-- Task statement --
Set down the full listing exactly as given. Any pictures are to be left out.

-- Recorded data --
+===+
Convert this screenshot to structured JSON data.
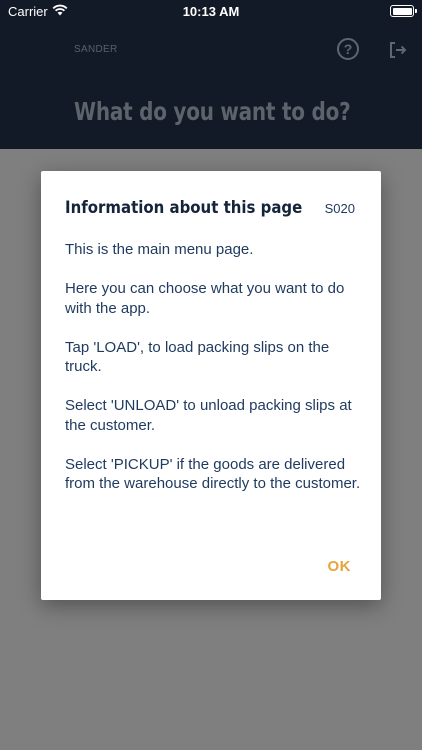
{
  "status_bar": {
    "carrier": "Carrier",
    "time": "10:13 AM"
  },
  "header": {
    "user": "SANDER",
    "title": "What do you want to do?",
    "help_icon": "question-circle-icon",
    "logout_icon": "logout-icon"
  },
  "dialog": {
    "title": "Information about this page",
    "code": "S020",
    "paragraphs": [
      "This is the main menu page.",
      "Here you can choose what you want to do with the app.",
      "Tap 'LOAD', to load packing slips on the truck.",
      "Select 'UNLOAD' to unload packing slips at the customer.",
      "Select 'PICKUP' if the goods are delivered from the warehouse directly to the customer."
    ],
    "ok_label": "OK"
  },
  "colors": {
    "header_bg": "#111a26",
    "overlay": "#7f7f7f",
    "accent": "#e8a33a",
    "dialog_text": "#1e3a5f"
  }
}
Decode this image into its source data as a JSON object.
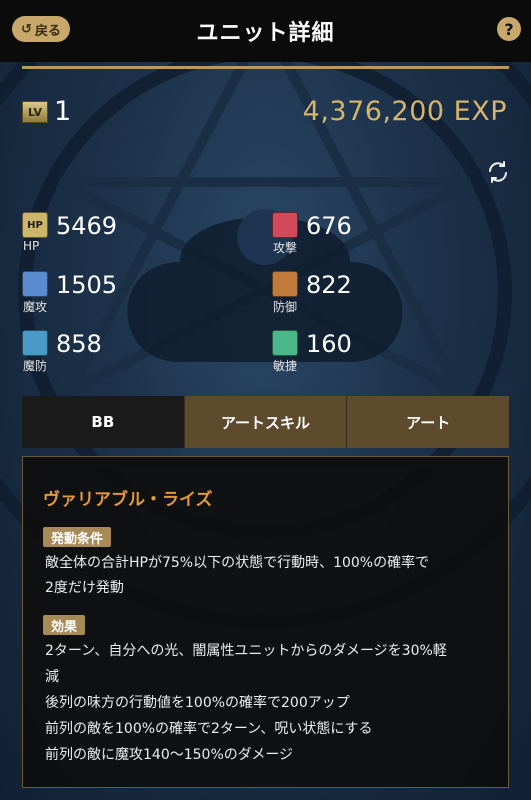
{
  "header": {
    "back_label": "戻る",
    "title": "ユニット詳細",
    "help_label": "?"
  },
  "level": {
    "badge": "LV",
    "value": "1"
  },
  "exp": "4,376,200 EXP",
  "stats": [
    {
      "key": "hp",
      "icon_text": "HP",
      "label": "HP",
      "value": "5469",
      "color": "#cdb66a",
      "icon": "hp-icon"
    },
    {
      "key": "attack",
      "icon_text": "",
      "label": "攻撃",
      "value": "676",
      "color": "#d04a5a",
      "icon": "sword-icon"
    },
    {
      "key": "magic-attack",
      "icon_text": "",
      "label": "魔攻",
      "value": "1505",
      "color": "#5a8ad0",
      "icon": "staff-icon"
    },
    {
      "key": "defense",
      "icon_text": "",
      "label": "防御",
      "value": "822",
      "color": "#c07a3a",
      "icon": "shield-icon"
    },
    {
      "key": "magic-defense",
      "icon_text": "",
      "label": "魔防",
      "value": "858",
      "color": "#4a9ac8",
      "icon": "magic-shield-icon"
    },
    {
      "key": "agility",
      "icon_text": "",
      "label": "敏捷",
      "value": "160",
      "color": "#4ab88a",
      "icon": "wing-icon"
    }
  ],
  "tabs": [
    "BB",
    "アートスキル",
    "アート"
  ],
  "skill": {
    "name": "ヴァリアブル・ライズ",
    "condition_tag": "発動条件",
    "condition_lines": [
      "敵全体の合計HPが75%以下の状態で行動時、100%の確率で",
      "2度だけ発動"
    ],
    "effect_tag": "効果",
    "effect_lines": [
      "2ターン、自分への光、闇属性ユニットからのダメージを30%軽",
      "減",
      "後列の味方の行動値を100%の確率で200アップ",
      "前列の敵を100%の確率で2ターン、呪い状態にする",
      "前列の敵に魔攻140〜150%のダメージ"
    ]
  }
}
+===+
-- Answer below --
Convert this screenshot to structured JSON data.
{
  "status_bar": {
    "carrier": "Carrier",
    "time": "10:13 AM"
  },
  "header": {
    "user": "SANDER",
    "title": "What do you want to do?",
    "help_icon": "question-circle-icon",
    "logout_icon": "logout-icon"
  },
  "dialog": {
    "title": "Information about this page",
    "code": "S020",
    "paragraphs": [
      "This is the main menu page.",
      "Here you can choose what you want to do with the app.",
      "Tap 'LOAD', to load packing slips on the truck.",
      "Select 'UNLOAD' to unload packing slips at the customer.",
      "Select 'PICKUP' if the goods are delivered from the warehouse directly to the customer."
    ],
    "ok_label": "OK"
  },
  "colors": {
    "header_bg": "#111a26",
    "overlay": "#7f7f7f",
    "accent": "#e8a33a",
    "dialog_text": "#1e3a5f"
  }
}
Decode this image into its source data as a JSON object.
{
  "header": {
    "back_label": "戻る",
    "title": "ユニット詳細",
    "help_label": "?"
  },
  "level": {
    "badge": "LV",
    "value": "1"
  },
  "exp": "4,376,200 EXP",
  "stats": [
    {
      "key": "hp",
      "icon_text": "HP",
      "label": "HP",
      "value": "5469",
      "color": "#cdb66a",
      "icon": "hp-icon"
    },
    {
      "key": "attack",
      "icon_text": "",
      "label": "攻撃",
      "value": "676",
      "color": "#d04a5a",
      "icon": "sword-icon"
    },
    {
      "key": "magic-attack",
      "icon_text": "",
      "label": "魔攻",
      "value": "1505",
      "color": "#5a8ad0",
      "icon": "staff-icon"
    },
    {
      "key": "defense",
      "icon_text": "",
      "label": "防御",
      "value": "822",
      "color": "#c07a3a",
      "icon": "shield-icon"
    },
    {
      "key": "magic-defense",
      "icon_text": "",
      "label": "魔防",
      "value": "858",
      "color": "#4a9ac8",
      "icon": "magic-shield-icon"
    },
    {
      "key": "agility",
      "icon_text": "",
      "label": "敏捷",
      "value": "160",
      "color": "#4ab88a",
      "icon": "wing-icon"
    }
  ],
  "tabs": [
    "BB",
    "アートスキル",
    "アート"
  ],
  "skill": {
    "name": "ヴァリアブル・ライズ",
    "condition_tag": "発動条件",
    "condition_lines": [
      "敵全体の合計HPが75%以下の状態で行動時、100%の確率で",
      "2度だけ発動"
    ],
    "effect_tag": "効果",
    "effect_lines": [
      "2ターン、自分への光、闇属性ユニットからのダメージを30%軽",
      "減",
      "後列の味方の行動値を100%の確率で200アップ",
      "前列の敵を100%の確率で2ターン、呪い状態にする",
      "前列の敵に魔攻140〜150%のダメージ"
    ]
  }
}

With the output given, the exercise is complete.